• **Given task**
Below are the records. Gather each line that holds "Used".

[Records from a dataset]

begin

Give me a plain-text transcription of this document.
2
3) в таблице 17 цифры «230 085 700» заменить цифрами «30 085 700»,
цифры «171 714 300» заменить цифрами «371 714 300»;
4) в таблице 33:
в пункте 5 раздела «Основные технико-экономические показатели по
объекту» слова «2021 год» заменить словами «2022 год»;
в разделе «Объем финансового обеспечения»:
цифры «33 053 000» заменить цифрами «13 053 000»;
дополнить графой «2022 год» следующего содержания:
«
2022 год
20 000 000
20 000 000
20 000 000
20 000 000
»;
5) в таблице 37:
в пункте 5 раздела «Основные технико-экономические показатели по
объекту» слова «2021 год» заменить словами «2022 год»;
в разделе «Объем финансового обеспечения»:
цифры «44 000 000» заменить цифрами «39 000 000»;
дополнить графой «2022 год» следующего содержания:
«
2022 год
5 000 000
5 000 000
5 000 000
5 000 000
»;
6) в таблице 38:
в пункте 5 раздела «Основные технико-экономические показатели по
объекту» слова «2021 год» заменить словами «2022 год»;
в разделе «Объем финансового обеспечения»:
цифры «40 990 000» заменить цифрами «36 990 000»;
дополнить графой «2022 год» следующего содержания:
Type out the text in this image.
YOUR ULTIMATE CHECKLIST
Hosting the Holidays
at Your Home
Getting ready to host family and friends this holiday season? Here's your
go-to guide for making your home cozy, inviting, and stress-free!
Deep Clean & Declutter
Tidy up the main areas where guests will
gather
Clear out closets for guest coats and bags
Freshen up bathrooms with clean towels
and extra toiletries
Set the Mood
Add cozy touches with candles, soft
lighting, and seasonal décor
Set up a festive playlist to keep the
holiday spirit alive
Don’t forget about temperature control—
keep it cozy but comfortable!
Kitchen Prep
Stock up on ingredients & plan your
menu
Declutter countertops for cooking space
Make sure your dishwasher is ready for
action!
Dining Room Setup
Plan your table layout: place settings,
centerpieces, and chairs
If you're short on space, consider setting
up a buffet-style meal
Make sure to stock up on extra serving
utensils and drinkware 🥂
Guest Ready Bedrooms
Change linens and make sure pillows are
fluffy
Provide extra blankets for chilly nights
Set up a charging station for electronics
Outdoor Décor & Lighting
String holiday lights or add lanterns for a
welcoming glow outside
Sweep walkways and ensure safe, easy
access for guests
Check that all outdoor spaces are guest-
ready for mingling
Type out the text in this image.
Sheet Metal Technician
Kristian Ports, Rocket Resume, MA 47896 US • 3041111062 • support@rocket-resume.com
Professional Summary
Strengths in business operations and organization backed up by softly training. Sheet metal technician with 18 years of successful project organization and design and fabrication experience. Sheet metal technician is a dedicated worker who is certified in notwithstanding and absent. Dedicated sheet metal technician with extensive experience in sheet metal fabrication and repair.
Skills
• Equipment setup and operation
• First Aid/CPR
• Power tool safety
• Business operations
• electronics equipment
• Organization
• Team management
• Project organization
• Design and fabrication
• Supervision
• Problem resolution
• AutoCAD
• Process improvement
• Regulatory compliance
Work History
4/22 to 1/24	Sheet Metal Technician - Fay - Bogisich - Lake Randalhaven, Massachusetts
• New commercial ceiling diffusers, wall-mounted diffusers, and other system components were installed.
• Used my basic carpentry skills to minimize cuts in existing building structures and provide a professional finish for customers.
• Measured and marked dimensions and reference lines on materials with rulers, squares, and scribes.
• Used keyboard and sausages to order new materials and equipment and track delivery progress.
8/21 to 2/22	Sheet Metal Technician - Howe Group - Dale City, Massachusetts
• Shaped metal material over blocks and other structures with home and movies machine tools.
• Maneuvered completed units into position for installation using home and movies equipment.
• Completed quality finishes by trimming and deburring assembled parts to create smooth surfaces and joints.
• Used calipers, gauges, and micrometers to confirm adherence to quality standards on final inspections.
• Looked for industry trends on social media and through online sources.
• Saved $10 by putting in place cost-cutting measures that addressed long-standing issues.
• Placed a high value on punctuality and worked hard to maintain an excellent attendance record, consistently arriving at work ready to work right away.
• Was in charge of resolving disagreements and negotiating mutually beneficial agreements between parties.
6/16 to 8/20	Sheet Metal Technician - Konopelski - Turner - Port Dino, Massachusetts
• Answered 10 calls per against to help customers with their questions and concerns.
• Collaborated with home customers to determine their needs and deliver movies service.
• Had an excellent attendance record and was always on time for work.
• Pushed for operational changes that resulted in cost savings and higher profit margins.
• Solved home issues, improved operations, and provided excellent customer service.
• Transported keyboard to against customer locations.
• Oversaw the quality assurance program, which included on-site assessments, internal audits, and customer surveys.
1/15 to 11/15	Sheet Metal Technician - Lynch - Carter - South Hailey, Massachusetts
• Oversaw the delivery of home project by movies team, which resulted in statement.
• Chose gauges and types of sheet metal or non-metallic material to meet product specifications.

end

• **Task solution**
• Used my basic carpentry skills to minimize cuts in existing building structures and provide a professional finish for customers.
• Used keyboard and sausages to order new materials and equipment and track delivery progress.
• Used calipers, gauges, and micrometers to confirm adherence to quality standards on final inspections.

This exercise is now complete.